Written instruction: Omit the pictures, then write out every entry exactly as it reads.

Records for processing:
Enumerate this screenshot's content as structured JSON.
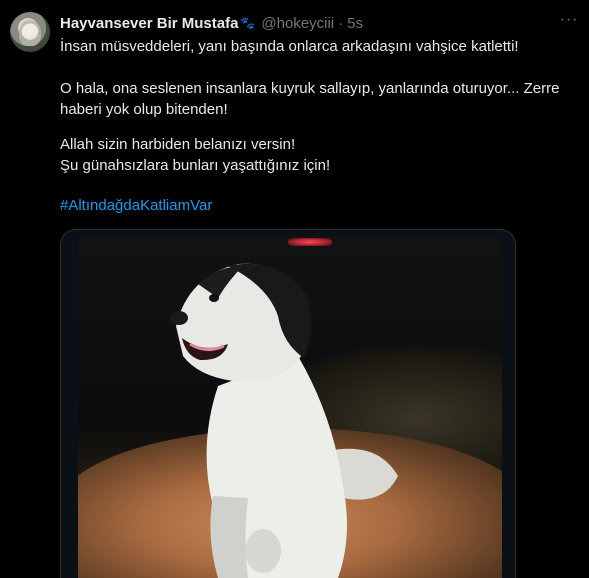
{
  "tweet": {
    "author_name": "Hayvansever Bir Mustafa",
    "author_badge_icon": "paw-icon",
    "handle": "@hokeyciii",
    "separator": "·",
    "time": "5s",
    "more_label": "···",
    "paragraph1": "İnsan müsveddeleri, yanı başında onlarca arkadaşını vahşice katletti!",
    "paragraph2": "O hala, ona seslenen insanlara kuyruk sallayıp, yanlarında oturuyor... Zerre haberi yok olup bitenden!",
    "paragraph3_line1": "Allah sizin harbiden belanızı versin!",
    "paragraph3_line2": "Şu günahsızlara bunları yaşattığınız için!",
    "hashtag": "#AltındağdaKatliamVar"
  },
  "colors": {
    "background": "#000000",
    "text": "#e7e9ea",
    "secondary": "#71767b",
    "link": "#1d9bf0",
    "border": "#2f3336"
  }
}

Finished answer:
Enumerate this screenshot's content as structured JSON.
{
  "tweet": {
    "author_name": "Hayvansever Bir Mustafa",
    "author_badge_icon": "paw-icon",
    "handle": "@hokeyciii",
    "separator": "·",
    "time": "5s",
    "more_label": "···",
    "paragraph1": "İnsan müsveddeleri, yanı başında onlarca arkadaşını vahşice katletti!",
    "paragraph2": "O hala, ona seslenen insanlara kuyruk sallayıp, yanlarında oturuyor... Zerre haberi yok olup bitenden!",
    "paragraph3_line1": "Allah sizin harbiden belanızı versin!",
    "paragraph3_line2": "Şu günahsızlara bunları yaşattığınız için!",
    "hashtag": "#AltındağdaKatliamVar"
  },
  "colors": {
    "background": "#000000",
    "text": "#e7e9ea",
    "secondary": "#71767b",
    "link": "#1d9bf0",
    "border": "#2f3336"
  }
}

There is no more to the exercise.